■ **WRITTEN REQUEST**: A single number is the answer here: how many lines of the entries contain "Playback"?

■ **MATERIAL SHOWN**:
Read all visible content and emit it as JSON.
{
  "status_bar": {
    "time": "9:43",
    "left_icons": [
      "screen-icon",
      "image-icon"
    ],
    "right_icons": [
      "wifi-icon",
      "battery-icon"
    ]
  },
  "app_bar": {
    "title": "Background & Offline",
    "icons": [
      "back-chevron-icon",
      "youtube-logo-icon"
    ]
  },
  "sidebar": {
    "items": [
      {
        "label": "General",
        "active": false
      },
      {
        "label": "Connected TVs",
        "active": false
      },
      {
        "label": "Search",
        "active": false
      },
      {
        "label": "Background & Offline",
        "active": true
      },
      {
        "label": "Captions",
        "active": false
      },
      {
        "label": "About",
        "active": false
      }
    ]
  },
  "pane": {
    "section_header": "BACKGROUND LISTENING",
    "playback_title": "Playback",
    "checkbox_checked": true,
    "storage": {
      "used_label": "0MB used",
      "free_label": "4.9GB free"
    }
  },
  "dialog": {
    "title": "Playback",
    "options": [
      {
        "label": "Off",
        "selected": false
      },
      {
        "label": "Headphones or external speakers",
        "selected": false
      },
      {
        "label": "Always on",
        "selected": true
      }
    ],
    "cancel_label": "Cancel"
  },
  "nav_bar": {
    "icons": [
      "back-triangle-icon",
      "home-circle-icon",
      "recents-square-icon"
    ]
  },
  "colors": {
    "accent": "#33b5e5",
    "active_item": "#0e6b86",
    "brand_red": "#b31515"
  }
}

■ **TASK RESPONSE**: 2